> **Do this**:
Reproduce the lines below word for word, leaving out the pictures.

···

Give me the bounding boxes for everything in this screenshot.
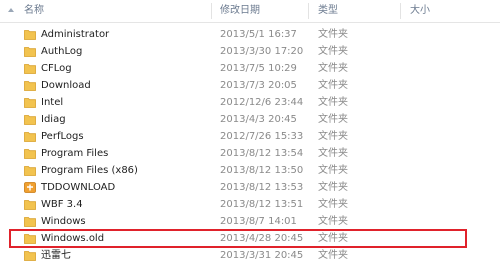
file-name: Download <box>41 80 91 91</box>
table-row[interactable]: AuthLog 2013/3/30 17:20 文件夹 <box>0 43 500 60</box>
table-row-highlighted[interactable]: Windows.old 2013/4/28 20:45 文件夹 <box>9 229 467 248</box>
column-header-bar: 名称 修改日期 类型 大小 <box>0 0 500 23</box>
folder-icon <box>24 98 36 108</box>
file-type: 文件夹 <box>318 199 348 210</box>
folder-icon <box>24 234 36 244</box>
column-header-type[interactable]: 类型 <box>318 0 338 22</box>
table-row[interactable]: Program Files 2013/8/12 13:54 文件夹 <box>0 145 500 162</box>
table-row[interactable]: Program Files (x86) 2013/8/12 13:50 文件夹 <box>0 162 500 179</box>
file-modified-date: 2013/7/5 10:29 <box>220 63 297 74</box>
file-modified-date: 2013/3/30 17:20 <box>220 46 304 57</box>
file-type: 文件夹 <box>318 80 348 91</box>
file-type: 文件夹 <box>318 182 348 193</box>
column-header-modified[interactable]: 修改日期 <box>220 0 260 22</box>
folder-icon <box>24 47 36 57</box>
file-modified-date: 2013/5/1 16:37 <box>220 29 297 40</box>
file-type: 文件夹 <box>318 29 348 40</box>
table-row[interactable]: Administrator 2013/5/1 16:37 文件夹 <box>0 26 500 43</box>
file-name: Windows.old <box>41 233 105 244</box>
file-modified-date: 2013/8/12 13:54 <box>220 148 304 159</box>
table-row[interactable]: Download 2013/7/3 20:05 文件夹 <box>0 77 500 94</box>
table-row[interactable]: CFLog 2013/7/5 10:29 文件夹 <box>0 60 500 77</box>
file-modified-date: 2013/8/12 13:50 <box>220 165 304 176</box>
table-row[interactable]: WBF 3.4 2013/8/12 13:51 文件夹 <box>0 196 500 213</box>
folder-icon <box>24 115 36 125</box>
folder-icon <box>24 132 36 142</box>
file-name: Program Files (x86) <box>41 165 138 176</box>
file-modified-date: 2012/7/26 15:33 <box>220 131 304 142</box>
file-name: WBF 3.4 <box>41 199 83 210</box>
file-type: 文件夹 <box>318 233 348 244</box>
file-name: 迅雷七 <box>41 250 71 261</box>
file-type: 文件夹 <box>318 114 348 125</box>
file-name: Administrator <box>41 29 110 40</box>
folder-icon <box>24 149 36 159</box>
column-divider[interactable] <box>400 3 401 19</box>
file-modified-date: 2012/12/6 23:44 <box>220 97 304 108</box>
file-name: TDDOWNLOAD <box>41 182 116 193</box>
folder-icon <box>24 251 36 261</box>
file-name: Windows <box>41 216 86 227</box>
folder-icon <box>24 30 36 40</box>
file-name: AuthLog <box>41 46 83 57</box>
file-type: 文件夹 <box>318 165 348 176</box>
column-divider[interactable] <box>211 3 212 19</box>
folder-icon <box>24 200 36 210</box>
file-modified-date: 2013/4/28 20:45 <box>220 233 304 244</box>
table-row[interactable]: TDDOWNLOAD 2013/8/12 13:53 文件夹 <box>0 179 500 196</box>
file-modified-date: 2013/3/31 20:45 <box>220 250 304 261</box>
file-name: Intel <box>41 97 64 108</box>
table-row[interactable]: Windows 2013/8/7 14:01 文件夹 <box>0 213 500 230</box>
table-row[interactable]: 迅雷七 2013/3/31 20:45 文件夹 <box>0 247 500 264</box>
table-row[interactable]: PerfLogs 2012/7/26 15:33 文件夹 <box>0 128 500 145</box>
file-type: 文件夹 <box>318 216 348 227</box>
file-type: 文件夹 <box>318 148 348 159</box>
file-type: 文件夹 <box>318 250 348 261</box>
file-type: 文件夹 <box>318 131 348 142</box>
folder-icon <box>24 81 36 91</box>
column-header-size[interactable]: 大小 <box>410 0 430 22</box>
file-type: 文件夹 <box>318 97 348 108</box>
file-modified-date: 2013/4/3 20:45 <box>220 114 297 125</box>
file-modified-date: 2013/8/12 13:51 <box>220 199 304 210</box>
folder-icon <box>24 64 36 74</box>
file-type: 文件夹 <box>318 63 348 74</box>
file-type: 文件夹 <box>318 46 348 57</box>
file-name: Program Files <box>41 148 109 159</box>
file-list: Administrator 2013/5/1 16:37 文件夹 AuthLog… <box>0 26 500 264</box>
file-modified-date: 2013/8/12 13:53 <box>220 182 304 193</box>
folder-icon <box>24 217 36 227</box>
file-modified-date: 2013/8/7 14:01 <box>220 216 297 227</box>
folder-icon <box>24 166 36 176</box>
column-divider[interactable] <box>308 3 309 19</box>
file-name: CFLog <box>41 63 72 74</box>
tddownload-folder-icon <box>24 182 36 193</box>
column-header-name[interactable]: 名称 <box>24 0 44 22</box>
sort-ascending-icon[interactable] <box>8 8 14 12</box>
file-modified-date: 2013/7/3 20:05 <box>220 80 297 91</box>
file-name: PerfLogs <box>41 131 84 142</box>
table-row[interactable]: Intel 2012/12/6 23:44 文件夹 <box>0 94 500 111</box>
table-row[interactable]: Idiag 2013/4/3 20:45 文件夹 <box>0 111 500 128</box>
file-name: Idiag <box>41 114 66 125</box>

···

> **Correct answer**:
Give me the bounding boxes for everything in this screenshot.
file-name: Download <box>41 80 91 91</box>
table-row[interactable]: AuthLog 2013/3/30 17:20 文件夹 <box>0 43 500 60</box>
table-row-highlighted[interactable]: Windows.old 2013/4/28 20:45 文件夹 <box>9 229 467 248</box>
column-header-bar: 名称 修改日期 类型 大小 <box>0 0 500 23</box>
folder-icon <box>24 98 36 108</box>
file-type: 文件夹 <box>318 199 348 210</box>
folder-icon <box>24 234 36 244</box>
column-header-type[interactable]: 类型 <box>318 0 338 22</box>
table-row[interactable]: Program Files 2013/8/12 13:54 文件夹 <box>0 145 500 162</box>
table-row[interactable]: Program Files (x86) 2013/8/12 13:50 文件夹 <box>0 162 500 179</box>
file-modified-date: 2013/7/5 10:29 <box>220 63 297 74</box>
file-modified-date: 2013/3/30 17:20 <box>220 46 304 57</box>
file-type: 文件夹 <box>318 80 348 91</box>
file-type: 文件夹 <box>318 182 348 193</box>
column-header-modified[interactable]: 修改日期 <box>220 0 260 22</box>
folder-icon <box>24 47 36 57</box>
file-modified-date: 2013/5/1 16:37 <box>220 29 297 40</box>
file-type: 文件夹 <box>318 29 348 40</box>
table-row[interactable]: Administrator 2013/5/1 16:37 文件夹 <box>0 26 500 43</box>
file-name: Windows.old <box>41 233 105 244</box>
file-modified-date: 2013/8/12 13:54 <box>220 148 304 159</box>
table-row[interactable]: Download 2013/7/3 20:05 文件夹 <box>0 77 500 94</box>
table-row[interactable]: CFLog 2013/7/5 10:29 文件夹 <box>0 60 500 77</box>
file-modified-date: 2013/8/12 13:50 <box>220 165 304 176</box>
table-row[interactable]: WBF 3.4 2013/8/12 13:51 文件夹 <box>0 196 500 213</box>
folder-icon <box>24 115 36 125</box>
folder-icon <box>24 132 36 142</box>
file-name: Program Files (x86) <box>41 165 138 176</box>
file-modified-date: 2012/7/26 15:33 <box>220 131 304 142</box>
file-name: WBF 3.4 <box>41 199 83 210</box>
file-type: 文件夹 <box>318 233 348 244</box>
file-name: 迅雷七 <box>41 250 71 261</box>
file-type: 文件夹 <box>318 114 348 125</box>
file-name: Administrator <box>41 29 110 40</box>
folder-icon <box>24 149 36 159</box>
column-divider[interactable] <box>400 3 401 19</box>
file-modified-date: 2012/12/6 23:44 <box>220 97 304 108</box>
file-name: TDDOWNLOAD <box>41 182 116 193</box>
folder-icon <box>24 251 36 261</box>
file-name: Windows <box>41 216 86 227</box>
folder-icon <box>24 30 36 40</box>
file-name: AuthLog <box>41 46 83 57</box>
file-type: 文件夹 <box>318 165 348 176</box>
column-divider[interactable] <box>211 3 212 19</box>
folder-icon <box>24 200 36 210</box>
file-modified-date: 2013/4/28 20:45 <box>220 233 304 244</box>
table-row[interactable]: TDDOWNLOAD 2013/8/12 13:53 文件夹 <box>0 179 500 196</box>
file-modified-date: 2013/3/31 20:45 <box>220 250 304 261</box>
file-name: Intel <box>41 97 64 108</box>
table-row[interactable]: Windows 2013/8/7 14:01 文件夹 <box>0 213 500 230</box>
table-row[interactable]: 迅雷七 2013/3/31 20:45 文件夹 <box>0 247 500 264</box>
table-row[interactable]: PerfLogs 2012/7/26 15:33 文件夹 <box>0 128 500 145</box>
file-type: 文件夹 <box>318 216 348 227</box>
file-type: 文件夹 <box>318 148 348 159</box>
file-type: 文件夹 <box>318 250 348 261</box>
file-type: 文件夹 <box>318 131 348 142</box>
folder-icon <box>24 81 36 91</box>
column-header-size[interactable]: 大小 <box>410 0 430 22</box>
file-type: 文件夹 <box>318 97 348 108</box>
file-modified-date: 2013/4/3 20:45 <box>220 114 297 125</box>
file-modified-date: 2013/8/12 13:51 <box>220 199 304 210</box>
folder-icon <box>24 64 36 74</box>
file-type: 文件夹 <box>318 63 348 74</box>
file-type: 文件夹 <box>318 46 348 57</box>
file-name: Program Files <box>41 148 109 159</box>
file-list: Administrator 2013/5/1 16:37 文件夹 AuthLog… <box>0 26 500 264</box>
file-modified-date: 2013/8/12 13:53 <box>220 182 304 193</box>
folder-icon <box>24 217 36 227</box>
file-modified-date: 2013/8/7 14:01 <box>220 216 297 227</box>
folder-icon <box>24 166 36 176</box>
column-divider[interactable] <box>308 3 309 19</box>
file-name: CFLog <box>41 63 72 74</box>
tddownload-folder-icon <box>24 182 36 193</box>
column-header-name[interactable]: 名称 <box>24 0 44 22</box>
sort-ascending-icon[interactable] <box>8 8 14 12</box>
file-modified-date: 2013/7/3 20:05 <box>220 80 297 91</box>
file-name: PerfLogs <box>41 131 84 142</box>
table-row[interactable]: Intel 2012/12/6 23:44 文件夹 <box>0 94 500 111</box>
table-row[interactable]: Idiag 2013/4/3 20:45 文件夹 <box>0 111 500 128</box>
file-name: Idiag <box>41 114 66 125</box>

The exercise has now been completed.